··· Data excerpts
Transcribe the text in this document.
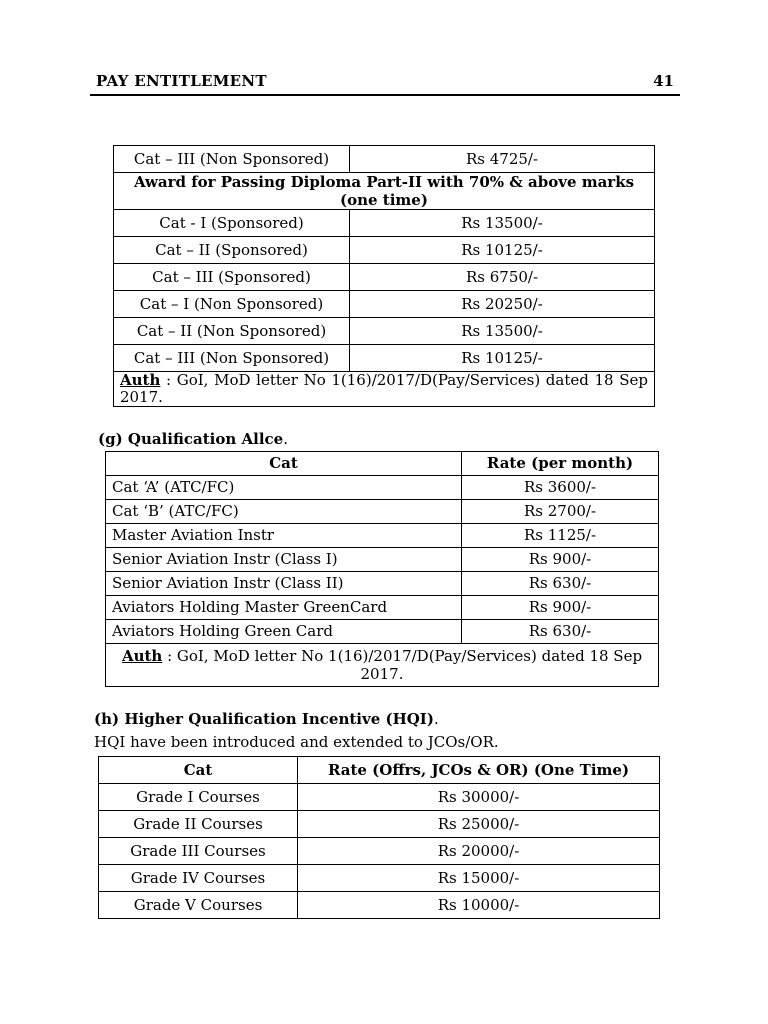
PAY ENTITLEMENT	41
Cat – III (Non Sponsored)	Rs 4725/-
Award for Passing Diploma Part-II with 70% & above marks (one time)	
Cat - I (Sponsored)	Rs 13500/-
Cat – II (Sponsored)	Rs 10125/-
Cat – III (Sponsored)	Rs 6750/-
Cat – I (Non Sponsored)	Rs 20250/-
Cat – II (Non Sponsored)	Rs 13500/-
Cat – III (Non Sponsored)	Rs 10125/-
Auth : GoI, MoD letter No 1(16)/2017/D(Pay/Services) dated 18 Sep 2017.	
(g) Qualification Allce.
Cat	Rate (per month)
Cat ‘A’ (ATC/FC)	Rs 3600/-
Cat ‘B’ (ATC/FC)	Rs 2700/-
Master Aviation Instr	Rs 1125/-
Senior Aviation Instr (Class I)	Rs 900/-
Senior Aviation Instr (Class II)	Rs 630/-
Aviators Holding Master GreenCard	Rs 900/-
Aviators Holding Green Card	Rs 630/-
Auth : GoI, MoD letter No 1(16)/2017/D(Pay/Services) dated 18 Sep 2017.	
(h) Higher Qualification Incentive (HQI).
HQI have been introduced and extended to JCOs/OR.
Cat	Rate (Offrs, JCOs & OR) (One Time)
Grade I Courses	Rs 30000/-
Grade II Courses	Rs 25000/-
Grade III Courses	Rs 20000/-
Grade IV Courses	Rs 15000/-
Grade V Courses	Rs 10000/-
······
What you need to do | Transcribe the whole listing exactly. Pictures stay out of your copy.

Answer for this exercise |
Transcribe the text in this document.
PAY ENTITLEMENT	41
Cat – III (Non Sponsored)	Rs 4725/-
Award for Passing Diploma Part-II with 70% & above marks (one time)	
Cat - I (Sponsored)	Rs 13500/-
Cat – II (Sponsored)	Rs 10125/-
Cat – III (Sponsored)	Rs 6750/-
Cat – I (Non Sponsored)	Rs 20250/-
Cat – II (Non Sponsored)	Rs 13500/-
Cat – III (Non Sponsored)	Rs 10125/-
Auth : GoI, MoD letter No 1(16)/2017/D(Pay/Services) dated 18 Sep 2017.	
(g) Qualification Allce.
Cat	Rate (per month)
Cat ‘A’ (ATC/FC)	Rs 3600/-
Cat ‘B’ (ATC/FC)	Rs 2700/-
Master Aviation Instr	Rs 1125/-
Senior Aviation Instr (Class I)	Rs 900/-
Senior Aviation Instr (Class II)	Rs 630/-
Aviators Holding Master GreenCard	Rs 900/-
Aviators Holding Green Card	Rs 630/-
Auth : GoI, MoD letter No 1(16)/2017/D(Pay/Services) dated 18 Sep 2017.	
(h) Higher Qualification Incentive (HQI).
HQI have been introduced and extended to JCOs/OR.
Cat	Rate (Offrs, JCOs & OR) (One Time)
Grade I Courses	Rs 30000/-
Grade II Courses	Rs 25000/-
Grade III Courses	Rs 20000/-
Grade IV Courses	Rs 15000/-
Grade V Courses	Rs 10000/-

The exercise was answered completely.